* Problem to solve *
Read through the records below and copy each line that uses the word "page".

* Exercise data *

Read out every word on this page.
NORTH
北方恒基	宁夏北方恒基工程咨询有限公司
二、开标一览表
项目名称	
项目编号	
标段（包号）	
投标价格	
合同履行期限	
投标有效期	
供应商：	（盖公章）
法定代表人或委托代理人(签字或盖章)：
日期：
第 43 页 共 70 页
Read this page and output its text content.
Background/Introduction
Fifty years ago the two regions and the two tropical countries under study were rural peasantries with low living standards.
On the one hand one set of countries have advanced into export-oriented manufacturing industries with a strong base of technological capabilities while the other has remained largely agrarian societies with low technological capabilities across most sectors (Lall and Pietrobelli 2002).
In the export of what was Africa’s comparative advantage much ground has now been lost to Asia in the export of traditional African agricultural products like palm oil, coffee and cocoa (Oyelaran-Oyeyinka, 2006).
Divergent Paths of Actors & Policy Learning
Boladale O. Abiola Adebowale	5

* Output for this task *
Read out every word on this page.
Read this page and output its text content.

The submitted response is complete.